Dataset items
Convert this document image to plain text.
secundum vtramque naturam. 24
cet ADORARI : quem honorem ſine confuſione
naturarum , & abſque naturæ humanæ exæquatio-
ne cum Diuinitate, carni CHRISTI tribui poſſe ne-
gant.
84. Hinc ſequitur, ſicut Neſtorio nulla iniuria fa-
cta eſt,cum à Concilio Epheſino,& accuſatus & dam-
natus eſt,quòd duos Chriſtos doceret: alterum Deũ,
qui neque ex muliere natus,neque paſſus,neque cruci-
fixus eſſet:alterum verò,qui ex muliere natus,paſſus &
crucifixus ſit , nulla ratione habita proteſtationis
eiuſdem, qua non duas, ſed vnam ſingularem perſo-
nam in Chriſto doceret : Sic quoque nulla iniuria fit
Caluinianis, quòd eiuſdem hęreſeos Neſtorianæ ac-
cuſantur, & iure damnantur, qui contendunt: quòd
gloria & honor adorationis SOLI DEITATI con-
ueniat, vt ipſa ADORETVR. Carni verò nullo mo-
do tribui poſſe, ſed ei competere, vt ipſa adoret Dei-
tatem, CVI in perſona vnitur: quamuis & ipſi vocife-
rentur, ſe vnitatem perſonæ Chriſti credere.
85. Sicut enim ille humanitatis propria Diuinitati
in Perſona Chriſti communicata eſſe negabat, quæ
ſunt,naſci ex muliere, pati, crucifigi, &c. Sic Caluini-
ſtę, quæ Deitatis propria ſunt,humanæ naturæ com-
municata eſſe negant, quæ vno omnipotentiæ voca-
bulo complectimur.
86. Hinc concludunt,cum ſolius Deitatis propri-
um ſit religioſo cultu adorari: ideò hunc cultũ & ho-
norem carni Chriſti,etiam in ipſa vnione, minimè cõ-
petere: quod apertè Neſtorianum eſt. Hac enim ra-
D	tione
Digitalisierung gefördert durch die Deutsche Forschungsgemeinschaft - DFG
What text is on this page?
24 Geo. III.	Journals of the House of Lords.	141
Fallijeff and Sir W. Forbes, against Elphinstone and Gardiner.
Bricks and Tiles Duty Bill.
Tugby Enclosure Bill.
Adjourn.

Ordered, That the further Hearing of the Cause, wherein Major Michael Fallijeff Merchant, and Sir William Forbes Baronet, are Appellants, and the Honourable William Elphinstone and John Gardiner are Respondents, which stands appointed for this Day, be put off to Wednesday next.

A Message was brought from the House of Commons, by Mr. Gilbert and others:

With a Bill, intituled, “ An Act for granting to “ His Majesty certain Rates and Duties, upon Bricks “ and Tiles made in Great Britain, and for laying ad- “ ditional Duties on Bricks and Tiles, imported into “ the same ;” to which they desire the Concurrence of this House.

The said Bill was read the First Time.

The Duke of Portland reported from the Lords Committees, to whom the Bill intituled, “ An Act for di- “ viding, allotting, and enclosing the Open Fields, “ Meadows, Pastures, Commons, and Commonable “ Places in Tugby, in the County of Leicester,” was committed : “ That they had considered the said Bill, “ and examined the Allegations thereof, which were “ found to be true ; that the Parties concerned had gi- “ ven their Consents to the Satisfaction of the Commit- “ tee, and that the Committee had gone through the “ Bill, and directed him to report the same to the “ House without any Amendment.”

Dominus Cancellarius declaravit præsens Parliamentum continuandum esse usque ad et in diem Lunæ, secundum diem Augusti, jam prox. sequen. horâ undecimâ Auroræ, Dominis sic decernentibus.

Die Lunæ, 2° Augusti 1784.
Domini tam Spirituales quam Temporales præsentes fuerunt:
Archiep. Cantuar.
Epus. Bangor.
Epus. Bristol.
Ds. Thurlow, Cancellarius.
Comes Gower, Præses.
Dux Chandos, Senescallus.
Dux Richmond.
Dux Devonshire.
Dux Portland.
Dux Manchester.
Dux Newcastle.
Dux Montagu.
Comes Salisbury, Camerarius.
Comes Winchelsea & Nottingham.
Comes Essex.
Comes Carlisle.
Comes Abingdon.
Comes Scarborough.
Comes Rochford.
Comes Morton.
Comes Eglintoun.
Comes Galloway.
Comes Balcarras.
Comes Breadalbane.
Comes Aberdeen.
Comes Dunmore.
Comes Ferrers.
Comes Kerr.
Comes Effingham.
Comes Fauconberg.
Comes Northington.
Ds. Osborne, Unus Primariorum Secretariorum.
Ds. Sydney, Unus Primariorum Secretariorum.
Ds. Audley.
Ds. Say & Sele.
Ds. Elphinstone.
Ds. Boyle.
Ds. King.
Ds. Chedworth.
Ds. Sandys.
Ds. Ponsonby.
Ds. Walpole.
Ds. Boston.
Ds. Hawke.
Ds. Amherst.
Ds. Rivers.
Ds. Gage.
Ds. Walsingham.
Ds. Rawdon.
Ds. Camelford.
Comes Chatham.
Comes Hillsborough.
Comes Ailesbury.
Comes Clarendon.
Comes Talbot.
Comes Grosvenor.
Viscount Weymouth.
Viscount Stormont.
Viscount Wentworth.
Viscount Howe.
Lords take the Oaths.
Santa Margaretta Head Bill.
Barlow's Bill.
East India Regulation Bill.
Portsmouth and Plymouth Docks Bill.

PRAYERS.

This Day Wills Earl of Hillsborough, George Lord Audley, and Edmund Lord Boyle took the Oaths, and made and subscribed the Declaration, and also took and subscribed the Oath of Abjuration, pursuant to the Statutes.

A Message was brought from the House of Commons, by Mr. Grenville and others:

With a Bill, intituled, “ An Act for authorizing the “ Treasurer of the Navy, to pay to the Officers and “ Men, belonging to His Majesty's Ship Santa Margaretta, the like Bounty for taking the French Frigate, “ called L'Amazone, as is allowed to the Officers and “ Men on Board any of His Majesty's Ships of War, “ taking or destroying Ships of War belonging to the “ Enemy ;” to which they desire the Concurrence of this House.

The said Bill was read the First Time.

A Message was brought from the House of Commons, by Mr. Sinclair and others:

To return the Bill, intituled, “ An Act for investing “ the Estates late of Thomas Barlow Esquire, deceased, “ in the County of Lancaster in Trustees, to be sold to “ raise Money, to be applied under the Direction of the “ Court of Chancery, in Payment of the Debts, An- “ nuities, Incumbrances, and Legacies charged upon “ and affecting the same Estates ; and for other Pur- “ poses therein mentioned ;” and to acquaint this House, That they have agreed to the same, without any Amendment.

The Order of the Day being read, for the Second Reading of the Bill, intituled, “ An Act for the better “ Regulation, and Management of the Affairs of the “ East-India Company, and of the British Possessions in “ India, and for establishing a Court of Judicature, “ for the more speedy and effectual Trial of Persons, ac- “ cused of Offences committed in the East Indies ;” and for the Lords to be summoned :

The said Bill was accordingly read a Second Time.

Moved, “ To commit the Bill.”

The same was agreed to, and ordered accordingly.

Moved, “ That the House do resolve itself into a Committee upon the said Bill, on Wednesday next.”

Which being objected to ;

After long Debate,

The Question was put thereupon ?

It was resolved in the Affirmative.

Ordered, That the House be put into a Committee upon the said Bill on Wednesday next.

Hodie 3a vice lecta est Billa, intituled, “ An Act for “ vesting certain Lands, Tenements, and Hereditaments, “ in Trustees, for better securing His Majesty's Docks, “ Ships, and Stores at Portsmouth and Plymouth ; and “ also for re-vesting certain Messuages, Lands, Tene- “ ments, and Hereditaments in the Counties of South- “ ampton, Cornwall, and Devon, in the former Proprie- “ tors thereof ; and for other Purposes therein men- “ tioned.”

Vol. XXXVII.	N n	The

Exercise details: Quote the whole listing above, leaving nothing out.

Result for this task:
Convert this document image to plain text.
secundum vtramque naturam. 24
cet ADORARI : quem honorem ſine confuſione
naturarum , & abſque naturæ humanæ exæquatio-
ne cum Diuinitate, carni CHRISTI tribui poſſe ne-
gant.
84. Hinc ſequitur, ſicut Neſtorio nulla iniuria fa-
cta eſt,cum à Concilio Epheſino,& accuſatus & dam-
natus eſt,quòd duos Chriſtos doceret: alterum Deũ,
qui neque ex muliere natus,neque paſſus,neque cruci-
fixus eſſet:alterum verò,qui ex muliere natus,paſſus &
crucifixus ſit , nulla ratione habita proteſtationis
eiuſdem, qua non duas, ſed vnam ſingularem perſo-
nam in Chriſto doceret : Sic quoque nulla iniuria fit
Caluinianis, quòd eiuſdem hęreſeos Neſtorianæ ac-
cuſantur, & iure damnantur, qui contendunt: quòd
gloria & honor adorationis SOLI DEITATI con-
ueniat, vt ipſa ADORETVR. Carni verò nullo mo-
do tribui poſſe, ſed ei competere, vt ipſa adoret Dei-
tatem, CVI in perſona vnitur: quamuis & ipſi vocife-
rentur, ſe vnitatem perſonæ Chriſti credere.
85. Sicut enim ille humanitatis propria Diuinitati
in Perſona Chriſti communicata eſſe negabat, quæ
ſunt,naſci ex muliere, pati, crucifigi, &c. Sic Caluini-
ſtę, quæ Deitatis propria ſunt,humanæ naturæ com-
municata eſſe negant, quæ vno omnipotentiæ voca-
bulo complectimur.
86. Hinc concludunt,cum ſolius Deitatis propri-
um ſit religioſo cultu adorari: ideò hunc cultũ & ho-
norem carni Chriſti,etiam in ipſa vnione, minimè cõ-
petere: quod apertè Neſtorianum eſt. Hac enim ra-
D	tione
Digitalisierung gefördert durch die Deutsche Forschungsgemeinschaft - DFG
What text is on this page?
24 Geo. III.	Journals of the House of Lords.	141
Fallijeff and Sir W. Forbes, against Elphinstone and Gardiner.
Bricks and Tiles Duty Bill.
Tugby Enclosure Bill.
Adjourn.

Ordered, That the further Hearing of the Cause, wherein Major Michael Fallijeff Merchant, and Sir William Forbes Baronet, are Appellants, and the Honourable William Elphinstone and John Gardiner are Respondents, which stands appointed for this Day, be put off to Wednesday next.

A Message was brought from the House of Commons, by Mr. Gilbert and others:

With a Bill, intituled, “ An Act for granting to “ His Majesty certain Rates and Duties, upon Bricks “ and Tiles made in Great Britain, and for laying ad- “ ditional Duties on Bricks and Tiles, imported into “ the same ;” to which they desire the Concurrence of this House.

The said Bill was read the First Time.

The Duke of Portland reported from the Lords Committees, to whom the Bill intituled, “ An Act for di- “ viding, allotting, and enclosing the Open Fields, “ Meadows, Pastures, Commons, and Commonable “ Places in Tugby, in the County of Leicester,” was committed : “ That they had considered the said Bill, “ and examined the Allegations thereof, which were “ found to be true ; that the Parties concerned had gi- “ ven their Consents to the Satisfaction of the Commit- “ tee, and that the Committee had gone through the “ Bill, and directed him to report the same to the “ House without any Amendment.”

Dominus Cancellarius declaravit præsens Parliamentum continuandum esse usque ad et in diem Lunæ, secundum diem Augusti, jam prox. sequen. horâ undecimâ Auroræ, Dominis sic decernentibus.

Die Lunæ, 2° Augusti 1784.
Domini tam Spirituales quam Temporales præsentes fuerunt:
Archiep. Cantuar.
Epus. Bangor.
Epus. Bristol.
Ds. Thurlow, Cancellarius.
Comes Gower, Præses.
Dux Chandos, Senescallus.
Dux Richmond.
Dux Devonshire.
Dux Portland.
Dux Manchester.
Dux Newcastle.
Dux Montagu.
Comes Salisbury, Camerarius.
Comes Winchelsea & Nottingham.
Comes Essex.
Comes Carlisle.
Comes Abingdon.
Comes Scarborough.
Comes Rochford.
Comes Morton.
Comes Eglintoun.
Comes Galloway.
Comes Balcarras.
Comes Breadalbane.
Comes Aberdeen.
Comes Dunmore.
Comes Ferrers.
Comes Kerr.
Comes Effingham.
Comes Fauconberg.
Comes Northington.
Ds. Osborne, Unus Primariorum Secretariorum.
Ds. Sydney, Unus Primariorum Secretariorum.
Ds. Audley.
Ds. Say & Sele.
Ds. Elphinstone.
Ds. Boyle.
Ds. King.
Ds. Chedworth.
Ds. Sandys.
Ds. Ponsonby.
Ds. Walpole.
Ds. Boston.
Ds. Hawke.
Ds. Amherst.
Ds. Rivers.
Ds. Gage.
Ds. Walsingham.
Ds. Rawdon.
Ds. Camelford.
Comes Chatham.
Comes Hillsborough.
Comes Ailesbury.
Comes Clarendon.
Comes Talbot.
Comes Grosvenor.
Viscount Weymouth.
Viscount Stormont.
Viscount Wentworth.
Viscount Howe.
Lords take the Oaths.
Santa Margaretta Head Bill.
Barlow's Bill.
East India Regulation Bill.
Portsmouth and Plymouth Docks Bill.

PRAYERS.

This Day Wills Earl of Hillsborough, George Lord Audley, and Edmund Lord Boyle took the Oaths, and made and subscribed the Declaration, and also took and subscribed the Oath of Abjuration, pursuant to the Statutes.

A Message was brought from the House of Commons, by Mr. Grenville and others:

With a Bill, intituled, “ An Act for authorizing the “ Treasurer of the Navy, to pay to the Officers and “ Men, belonging to His Majesty's Ship Santa Margaretta, the like Bounty for taking the French Frigate, “ called L'Amazone, as is allowed to the Officers and “ Men on Board any of His Majesty's Ships of War, “ taking or destroying Ships of War belonging to the “ Enemy ;” to which they desire the Concurrence of this House.

The said Bill was read the First Time.

A Message was brought from the House of Commons, by Mr. Sinclair and others:

To return the Bill, intituled, “ An Act for investing “ the Estates late of Thomas Barlow Esquire, deceased, “ in the County of Lancaster in Trustees, to be sold to “ raise Money, to be applied under the Direction of the “ Court of Chancery, in Payment of the Debts, An- “ nuities, Incumbrances, and Legacies charged upon “ and affecting the same Estates ; and for other Pur- “ poses therein mentioned ;” and to acquaint this House, That they have agreed to the same, without any Amendment.

The Order of the Day being read, for the Second Reading of the Bill, intituled, “ An Act for the better “ Regulation, and Management of the Affairs of the “ East-India Company, and of the British Possessions in “ India, and for establishing a Court of Judicature, “ for the more speedy and effectual Trial of Persons, ac- “ cused of Offences committed in the East Indies ;” and for the Lords to be summoned :

The said Bill was accordingly read a Second Time.

Moved, “ To commit the Bill.”

The same was agreed to, and ordered accordingly.

Moved, “ That the House do resolve itself into a Committee upon the said Bill, on Wednesday next.”

Which being objected to ;

After long Debate,

The Question was put thereupon ?

It was resolved in the Affirmative.

Ordered, That the House be put into a Committee upon the said Bill on Wednesday next.

Hodie 3a vice lecta est Billa, intituled, “ An Act for “ vesting certain Lands, Tenements, and Hereditaments, “ in Trustees, for better securing His Majesty's Docks, “ Ships, and Stores at Portsmouth and Plymouth ; and “ also for re-vesting certain Messuages, Lands, Tene- “ ments, and Hereditaments in the Counties of South- “ ampton, Cornwall, and Devon, in the former Proprie- “ tors thereof ; and for other Purposes therein men- “ tioned.”

Vol. XXXVII.	N n	The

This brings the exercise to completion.